• [Stated exercise]: Type the records out again in full, exactly.

• [Data shown]:
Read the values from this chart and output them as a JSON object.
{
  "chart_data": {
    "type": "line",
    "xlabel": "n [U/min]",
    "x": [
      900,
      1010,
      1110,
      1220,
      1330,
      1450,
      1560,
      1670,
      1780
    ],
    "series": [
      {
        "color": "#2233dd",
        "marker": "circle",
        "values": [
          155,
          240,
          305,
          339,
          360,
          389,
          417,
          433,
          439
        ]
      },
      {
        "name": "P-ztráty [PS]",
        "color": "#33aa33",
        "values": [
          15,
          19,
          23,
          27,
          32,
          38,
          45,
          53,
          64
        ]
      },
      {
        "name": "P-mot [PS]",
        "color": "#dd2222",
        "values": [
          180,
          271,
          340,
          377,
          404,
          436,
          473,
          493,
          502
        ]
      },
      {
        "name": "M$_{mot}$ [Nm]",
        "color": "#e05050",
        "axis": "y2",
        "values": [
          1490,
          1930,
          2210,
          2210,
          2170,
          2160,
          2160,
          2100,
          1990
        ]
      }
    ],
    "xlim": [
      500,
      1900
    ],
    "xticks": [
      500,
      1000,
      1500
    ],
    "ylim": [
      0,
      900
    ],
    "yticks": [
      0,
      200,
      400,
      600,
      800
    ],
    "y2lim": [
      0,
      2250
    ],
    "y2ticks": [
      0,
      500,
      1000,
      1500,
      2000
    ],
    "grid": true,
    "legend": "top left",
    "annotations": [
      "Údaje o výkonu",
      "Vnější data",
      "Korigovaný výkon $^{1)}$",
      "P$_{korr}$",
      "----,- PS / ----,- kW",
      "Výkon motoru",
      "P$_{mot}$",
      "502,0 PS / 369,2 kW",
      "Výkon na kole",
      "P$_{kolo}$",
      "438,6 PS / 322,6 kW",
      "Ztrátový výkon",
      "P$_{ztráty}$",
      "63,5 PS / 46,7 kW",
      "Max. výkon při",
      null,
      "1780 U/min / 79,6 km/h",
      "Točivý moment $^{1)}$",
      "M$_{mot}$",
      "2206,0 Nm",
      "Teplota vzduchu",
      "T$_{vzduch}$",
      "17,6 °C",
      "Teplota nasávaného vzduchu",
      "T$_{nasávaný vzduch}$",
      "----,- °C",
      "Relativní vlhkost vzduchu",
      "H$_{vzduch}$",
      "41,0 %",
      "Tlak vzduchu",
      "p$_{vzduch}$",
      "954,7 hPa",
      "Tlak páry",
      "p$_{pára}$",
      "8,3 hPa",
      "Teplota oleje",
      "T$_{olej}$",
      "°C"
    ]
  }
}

• [Response]:
Read the values from this chart and output them as a JSON object.
{
  "chart_data": {
    "type": "line",
    "xlabel": "n [U/min]",
    "x": [
      900,
      1010,
      1110,
      1220,
      1330,
      1450,
      1560,
      1670,
      1780
    ],
    "series": [
      {
        "color": "#2233dd",
        "marker": "circle",
        "values": [
          155,
          240,
          305,
          339,
          360,
          389,
          417,
          433,
          439
        ]
      },
      {
        "name": "P-ztráty [PS]",
        "color": "#33aa33",
        "values": [
          15,
          19,
          23,
          27,
          32,
          38,
          45,
          53,
          64
        ]
      },
      {
        "name": "P-mot [PS]",
        "color": "#dd2222",
        "values": [
          180,
          271,
          340,
          377,
          404,
          436,
          473,
          493,
          502
        ]
      },
      {
        "name": "M$_{mot}$ [Nm]",
        "color": "#e05050",
        "axis": "y2",
        "values": [
          1490,
          1930,
          2210,
          2210,
          2170,
          2160,
          2160,
          2100,
          1990
        ]
      }
    ],
    "xlim": [
      500,
      1900
    ],
    "xticks": [
      500,
      1000,
      1500
    ],
    "ylim": [
      0,
      900
    ],
    "yticks": [
      0,
      200,
      400,
      600,
      800
    ],
    "y2lim": [
      0,
      2250
    ],
    "y2ticks": [
      0,
      500,
      1000,
      1500,
      2000
    ],
    "grid": true,
    "legend": "top left",
    "annotations": [
      "Údaje o výkonu",
      "Vnější data",
      "Korigovaný výkon $^{1)}$",
      "P$_{korr}$",
      "----,- PS / ----,- kW",
      "Výkon motoru",
      "P$_{mot}$",
      "502,0 PS / 369,2 kW",
      "Výkon na kole",
      "P$_{kolo}$",
      "438,6 PS / 322,6 kW",
      "Ztrátový výkon",
      "P$_{ztráty}$",
      "63,5 PS / 46,7 kW",
      "Max. výkon při",
      null,
      "1780 U/min / 79,6 km/h",
      "Točivý moment $^{1)}$",
      "M$_{mot}$",
      "2206,0 Nm",
      "Teplota vzduchu",
      "T$_{vzduch}$",
      "17,6 °C",
      "Teplota nasávaného vzduchu",
      "T$_{nasávaný vzduch}$",
      "----,- °C",
      "Relativní vlhkost vzduchu",
      "H$_{vzduch}$",
      "41,0 %",
      "Tlak vzduchu",
      "p$_{vzduch}$",
      "954,7 hPa",
      "Tlak páry",
      "p$_{pára}$",
      "8,3 hPa",
      "Teplota oleje",
      "T$_{olej}$",
      "°C"
    ]
  }
}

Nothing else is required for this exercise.